» STATED EXERCISE: Go through the listing beneath this task and return every line that carries the string "Industria".

» EXTRACTED ENTRIES:
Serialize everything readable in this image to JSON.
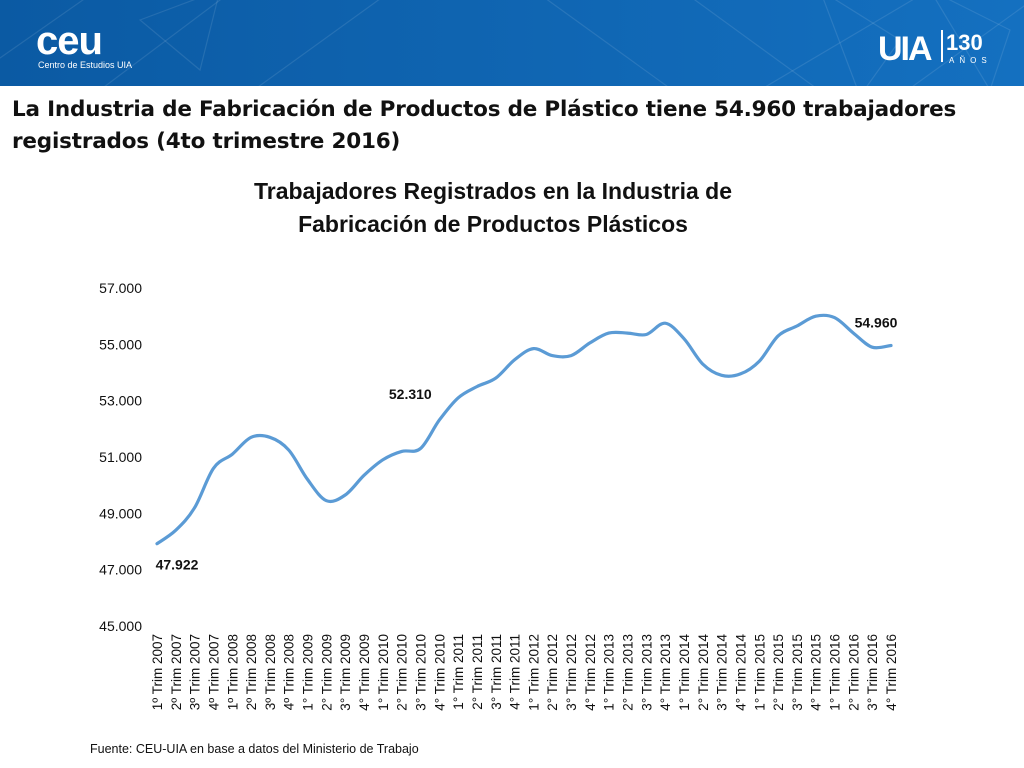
{
  "header": {
    "left_logo": {
      "name": "ceu",
      "subtitle": "Centro de Estudios UIA"
    },
    "right_logo": {
      "name": "UIA",
      "number": "130",
      "caption": "AÑOS"
    }
  },
  "headline": "La Industria de Fabricación de Productos de Plástico tiene 54.960 trabajadores registrados (4to trimestre 2016)",
  "source_note": "Fuente: CEU-UIA en base a datos del Ministerio de Trabajo",
  "colors": {
    "banner": "#0d5fa8",
    "line": "#5b9bd5",
    "text": "#111111"
  },
  "chart_data": {
    "type": "line",
    "title_lines": [
      "Trabajadores Registrados en la Industria de",
      "Fabricación de Productos Plásticos"
    ],
    "ylim": [
      45000,
      57000
    ],
    "yticks": [
      45000,
      47000,
      49000,
      51000,
      53000,
      55000,
      57000
    ],
    "ytick_labels": [
      "45.000",
      "47.000",
      "49.000",
      "51.000",
      "53.000",
      "55.000",
      "57.000"
    ],
    "grid": false,
    "categories": [
      "1º Trim 2007",
      "2º Trim 2007",
      "3º Trim 2007",
      "4º Trim 2007",
      "1º Trim 2008",
      "2º Trim 2008",
      "3º Trim 2008",
      "4º Trim 2008",
      "1° Trim 2009",
      "2° Trim 2009",
      "3° Trim 2009",
      "4° Trim 2009",
      "1° Trim 2010",
      "2° Trim 2010",
      "3° Trim 2010",
      "4° Trim 2010",
      "1° Trim 2011",
      "2° Trim 2011",
      "3° Trim 2011",
      "4° Trim 2011",
      "1° Trim 2012",
      "2° Trim 2012",
      "3° Trim 2012",
      "4° Trim 2012",
      "1° Trim 2013",
      "2° Trim 2013",
      "3° Trim 2013",
      "4° Trim 2013",
      "1° Trim 2014",
      "2° Trim 2014",
      "3° Trim 2014",
      "4° Trim 2014",
      "1° Trim 2015",
      "2° Trim 2015",
      "3° Trim 2015",
      "4° Trim 2015",
      "1° Trim 2016",
      "2° Trim 2016",
      "3° Trim 2016",
      "4° Trim 2016"
    ],
    "values": [
      47922,
      48400,
      49200,
      50600,
      51100,
      51700,
      51700,
      51250,
      50200,
      49450,
      49650,
      50350,
      50900,
      51200,
      51300,
      52310,
      53100,
      53500,
      53800,
      54450,
      54850,
      54600,
      54600,
      55050,
      55400,
      55400,
      55350,
      55750,
      55200,
      54300,
      53900,
      53950,
      54400,
      55300,
      55650,
      56000,
      55950,
      55400,
      54900,
      54960
    ],
    "data_labels": [
      {
        "index": 0,
        "text": "47.922"
      },
      {
        "index": 15,
        "text": "52.310"
      },
      {
        "index": 39,
        "text": "54.960"
      }
    ]
  }
}
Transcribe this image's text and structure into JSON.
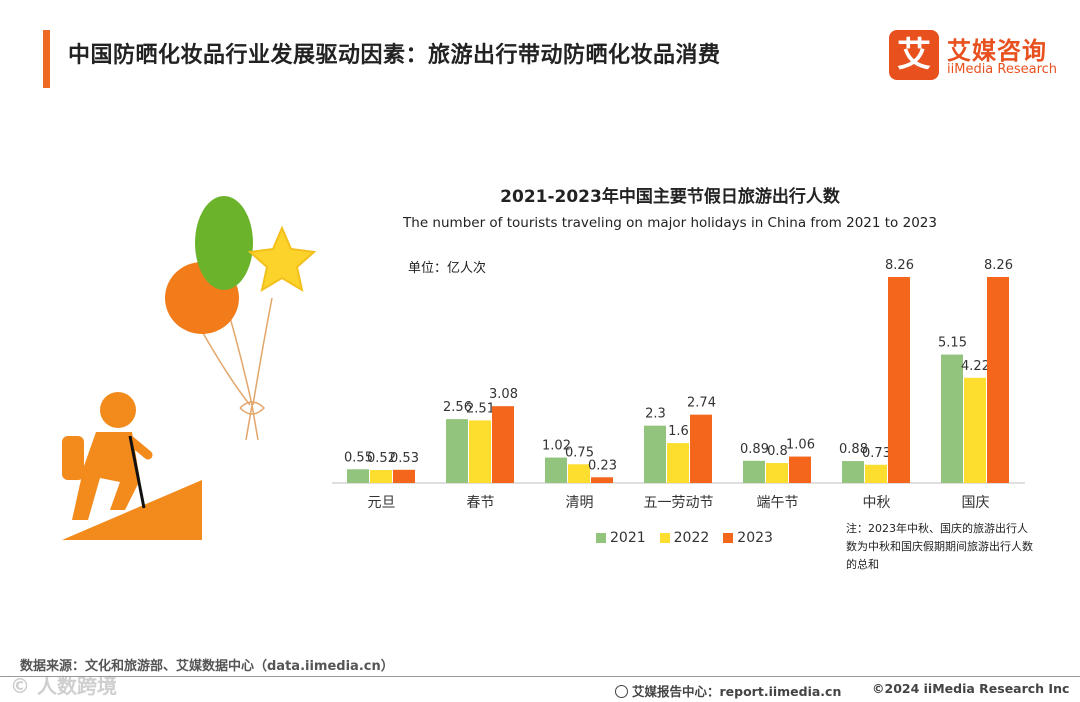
{
  "header": {
    "title": "中国防晒化妆品行业发展驱动因素：旅游出行带动防晒化妆品消费",
    "logo_mark": "艾",
    "logo_cn": "艾媒咨询",
    "logo_en": "iiMedia Research"
  },
  "chart_data": {
    "type": "bar",
    "title": "2021-2023年中国主要节假日旅游出行人数",
    "subtitle": "The number of tourists traveling on major holidays in China from 2021 to 2023",
    "unit": "单位：亿人次",
    "categories": [
      "元旦",
      "春节",
      "清明",
      "五一劳动节",
      "端午节",
      "中秋",
      "国庆"
    ],
    "series": [
      {
        "name": "2021",
        "color": "#92c47d",
        "values": [
          0.55,
          2.56,
          1.02,
          2.3,
          0.89,
          0.88,
          5.15
        ]
      },
      {
        "name": "2022",
        "color": "#fddd2e",
        "values": [
          0.52,
          2.51,
          0.75,
          1.6,
          0.8,
          0.73,
          4.22
        ]
      },
      {
        "name": "2023",
        "color": "#f4661b",
        "values": [
          0.53,
          3.08,
          0.23,
          2.74,
          1.06,
          8.26,
          8.26
        ]
      }
    ],
    "ylim": [
      0,
      8.26
    ],
    "legend": "bottom",
    "grid": false
  },
  "note": "注：2023年中秋、国庆的旅游出行人数为中秋和国庆假期期间旅游出行人数的总和",
  "footer": {
    "source": "数据来源：文化和旅游部、艾媒数据中心（data.iimedia.cn）",
    "report_center": "艾媒报告中心：report.iimedia.cn",
    "copyright": "©2024  iiMedia Research  Inc",
    "watermark": "© 人数跨境"
  }
}
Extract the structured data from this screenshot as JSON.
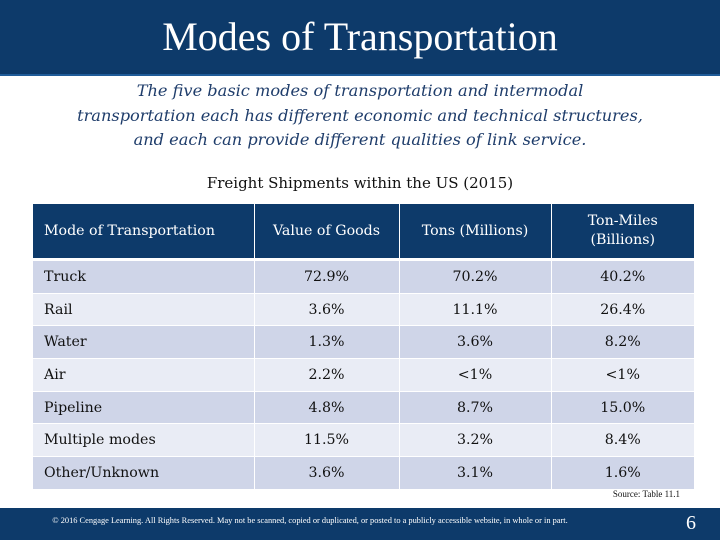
{
  "colors": {
    "header_bg": "#0d3a6a",
    "row_dark": "#cfd5e8",
    "row_light": "#e9ecf5",
    "subtitle_text": "#1f3d6b"
  },
  "slide": {
    "title": "Modes of Transportation",
    "subtitle_lines": [
      "The five basic modes of transportation and intermodal",
      "transportation each has different economic and technical structures,",
      "and each can provide different qualities of link service."
    ]
  },
  "table": {
    "title": "Freight Shipments within the US (2015)",
    "columns": [
      "Mode of Transportation",
      "Value of Goods",
      "Tons (Millions)",
      "Ton-Miles",
      "(Billions)"
    ],
    "rows": [
      [
        "Truck",
        "72.9%",
        "70.2%",
        "40.2%"
      ],
      [
        "Rail",
        "3.6%",
        "11.1%",
        "26.4%"
      ],
      [
        "Water",
        "1.3%",
        "3.6%",
        "8.2%"
      ],
      [
        "Air",
        "2.2%",
        "<1%",
        "<1%"
      ],
      [
        "Pipeline",
        "4.8%",
        "8.7%",
        "15.0%"
      ],
      [
        "Multiple modes",
        "11.5%",
        "3.2%",
        "8.4%"
      ],
      [
        "Other/Unknown",
        "3.6%",
        "3.1%",
        "1.6%"
      ]
    ],
    "source": "Source: Table 11.1"
  },
  "footer": {
    "copyright": "© 2016 Cengage Learning. All Rights Reserved. May not be scanned, copied or duplicated, or posted to a publicly accessible website, in whole or in part.",
    "page_number": "6"
  }
}
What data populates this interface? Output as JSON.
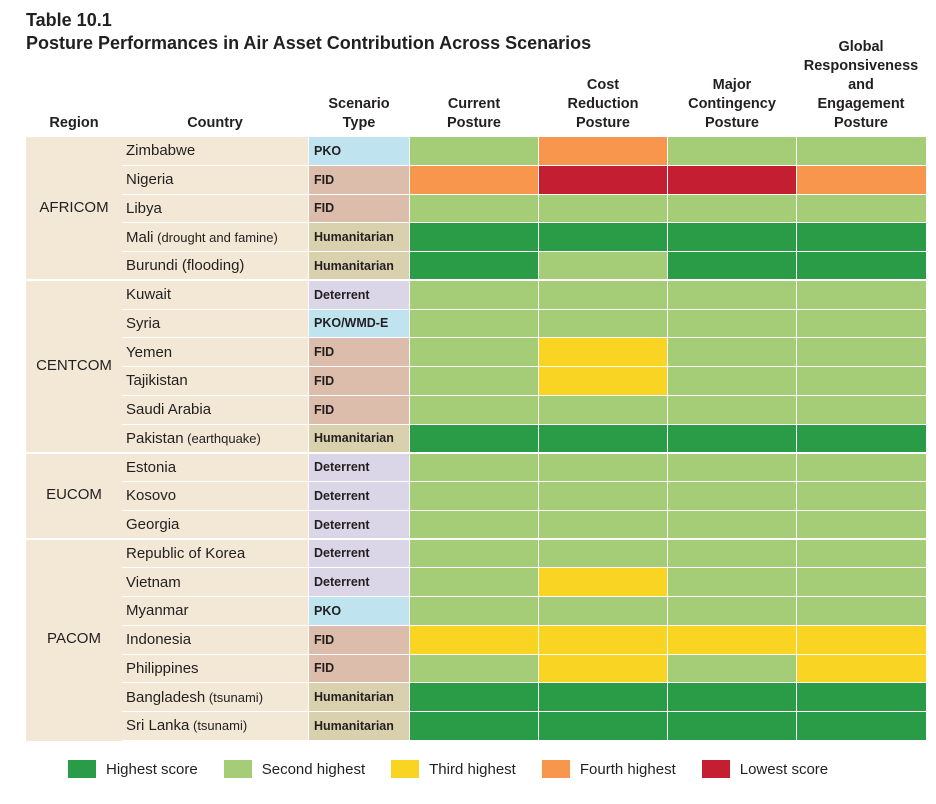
{
  "title": {
    "number": "Table 10.1",
    "text": "Posture Performances in Air Asset Contribution Across Scenarios"
  },
  "headers": {
    "region": "Region",
    "country": "Country",
    "scenario_type": "Scenario\nType",
    "current": "Current\nPosture",
    "cost": "Cost\nReduction\nPosture",
    "major": "Major\nContingency\nPosture",
    "global": "Global\nResponsiveness\nand\nEngagement\nPosture"
  },
  "colors": {
    "highest": "#2a9c47",
    "second": "#a5cd78",
    "third": "#f9d423",
    "fourth": "#f7964c",
    "lowest": "#c41e32",
    "PKO": "#bfe3ef",
    "FID": "#dcbcaa",
    "Humanitarian": "#d9d1ae",
    "Deterrent": "#dbd6e7",
    "PKO/WMD-E": "#bfe3ef"
  },
  "regions": [
    {
      "name": "AFRICOM",
      "start": 0,
      "count": 5
    },
    {
      "name": "CENTCOM",
      "start": 5,
      "count": 6
    },
    {
      "name": "EUCOM",
      "start": 11,
      "count": 3
    },
    {
      "name": "PACOM",
      "start": 14,
      "count": 7
    }
  ],
  "rows": [
    {
      "country": "Zimbabwe",
      "note": "",
      "type": "PKO",
      "scores": [
        "second",
        "fourth",
        "second",
        "second"
      ]
    },
    {
      "country": "Nigeria",
      "note": "",
      "type": "FID",
      "scores": [
        "fourth",
        "lowest",
        "lowest",
        "fourth"
      ]
    },
    {
      "country": "Libya",
      "note": "",
      "type": "FID",
      "scores": [
        "second",
        "second",
        "second",
        "second"
      ]
    },
    {
      "country": "Mali",
      "note": "(drought and famine)",
      "type": "Humanitarian",
      "scores": [
        "highest",
        "highest",
        "highest",
        "highest"
      ]
    },
    {
      "country": "Burundi (flooding)",
      "note": "",
      "type": "Humanitarian",
      "scores": [
        "highest",
        "second",
        "highest",
        "highest"
      ]
    },
    {
      "country": "Kuwait",
      "note": "",
      "type": "Deterrent",
      "scores": [
        "second",
        "second",
        "second",
        "second"
      ]
    },
    {
      "country": "Syria",
      "note": "",
      "type": "PKO/WMD-E",
      "scores": [
        "second",
        "second",
        "second",
        "second"
      ]
    },
    {
      "country": "Yemen",
      "note": "",
      "type": "FID",
      "scores": [
        "second",
        "third",
        "second",
        "second"
      ]
    },
    {
      "country": "Tajikistan",
      "note": "",
      "type": "FID",
      "scores": [
        "second",
        "third",
        "second",
        "second"
      ]
    },
    {
      "country": "Saudi Arabia",
      "note": "",
      "type": "FID",
      "scores": [
        "second",
        "second",
        "second",
        "second"
      ]
    },
    {
      "country": "Pakistan",
      "note": "(earthquake)",
      "type": "Humanitarian",
      "scores": [
        "highest",
        "highest",
        "highest",
        "highest"
      ]
    },
    {
      "country": "Estonia",
      "note": "",
      "type": "Deterrent",
      "scores": [
        "second",
        "second",
        "second",
        "second"
      ]
    },
    {
      "country": "Kosovo",
      "note": "",
      "type": "Deterrent",
      "scores": [
        "second",
        "second",
        "second",
        "second"
      ]
    },
    {
      "country": "Georgia",
      "note": "",
      "type": "Deterrent",
      "scores": [
        "second",
        "second",
        "second",
        "second"
      ]
    },
    {
      "country": "Republic of Korea",
      "note": "",
      "type": "Deterrent",
      "scores": [
        "second",
        "second",
        "second",
        "second"
      ]
    },
    {
      "country": "Vietnam",
      "note": "",
      "type": "Deterrent",
      "scores": [
        "second",
        "third",
        "second",
        "second"
      ]
    },
    {
      "country": "Myanmar",
      "note": "",
      "type": "PKO",
      "scores": [
        "second",
        "second",
        "second",
        "second"
      ]
    },
    {
      "country": "Indonesia",
      "note": "",
      "type": "FID",
      "scores": [
        "third",
        "third",
        "third",
        "third"
      ]
    },
    {
      "country": "Philippines",
      "note": "",
      "type": "FID",
      "scores": [
        "second",
        "third",
        "second",
        "third"
      ]
    },
    {
      "country": "Bangladesh",
      "note": "(tsunami)",
      "type": "Humanitarian",
      "scores": [
        "highest",
        "highest",
        "highest",
        "highest"
      ]
    },
    {
      "country": "Sri Lanka",
      "note": "(tsunami)",
      "type": "Humanitarian",
      "scores": [
        "highest",
        "highest",
        "highest",
        "highest"
      ]
    }
  ],
  "legend": [
    {
      "key": "highest",
      "label": "Highest score"
    },
    {
      "key": "second",
      "label": "Second highest"
    },
    {
      "key": "third",
      "label": "Third highest"
    },
    {
      "key": "fourth",
      "label": "Fourth highest"
    },
    {
      "key": "lowest",
      "label": "Lowest score"
    }
  ]
}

» TASK ANSWER:
  "headline": "La Industria de Fabricación de Productos de Plástico tiene 54.960 trabajadores registrados (4to trimestre 2016)",
      "Trabajadores Registrados en la Industria de",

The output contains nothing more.